═══ INFORMATION GIVEN

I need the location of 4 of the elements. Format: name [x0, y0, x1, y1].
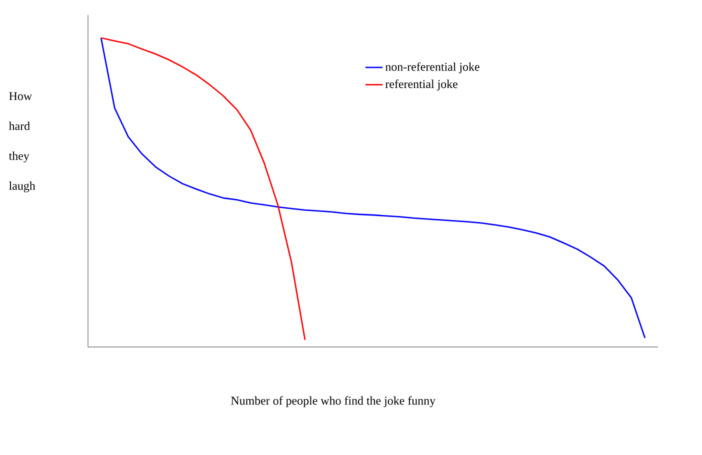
- legend-label: referential joke: [385, 80, 458, 91]
- x-axis-title: Number of people who find the joke funny: [231, 396, 436, 408]
- legend-label: non-referential joke: [385, 62, 480, 74]
- text: How hard they laugh: [8, 92, 36, 192]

══════

● GOAL:
Will you write out the entry above character for character, leaving out the picture?

● FINAL ANSWER:
I need the location of 4 of the elements. Format: name [x0, y0, x1, y1].
- legend-label: referential joke: [385, 80, 458, 91]
- x-axis-title: Number of people who find the joke funny: [231, 396, 436, 408]
- legend-label: non-referential joke: [385, 62, 480, 74]
- text: How hard they laugh: [8, 92, 36, 192]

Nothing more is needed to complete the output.